AIM OF THE EXERCISE:
Keep the pictures out of the copy and repeat the records exactly.

LISTED ENTRIES:
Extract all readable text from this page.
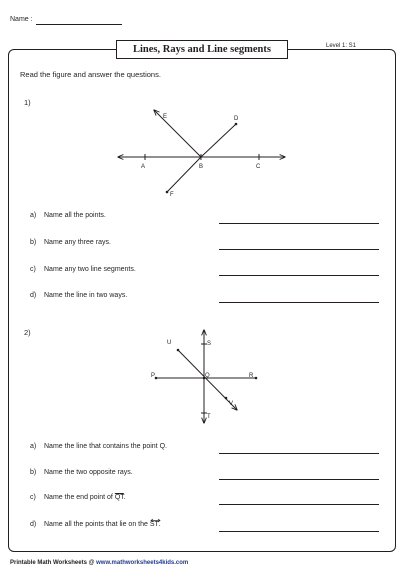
Name :
Lines, Rays and Line segments	Level 1: S1
Read the figure and answer the questions.
1)
A	B	C
D
E
F
S
U
P	Q	R
V
T
a) Name all the points.
b) Name any three rays.
c) Name any two line segments.
d) Name the line in two ways.
2)
a) Name the line that contains the point Q.
b) Name the two opposite rays.
c) Name the end point of $\overline{QT}$.
d) Name all the points that lie on the ST
.
Printable Math Worksheets @ www.mathworksheets4kids.com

WRITTEN REPLY:
Extract all readable text from this page.
Name :
Lines, Rays and Line segments	Level 1: S1
Read the figure and answer the questions.
1)
A	B	C
D
E
F
S
U
P	Q	R
V
T
a) Name all the points.
b) Name any three rays.
c) Name any two line segments.
d) Name the line in two ways.
2)
a) Name the line that contains the point Q.
b) Name the two opposite rays.
c) Name the end point of $\overline{QT}$.
d) Name all the points that lie on the ST
.
Printable Math Worksheets @ www.mathworksheets4kids.com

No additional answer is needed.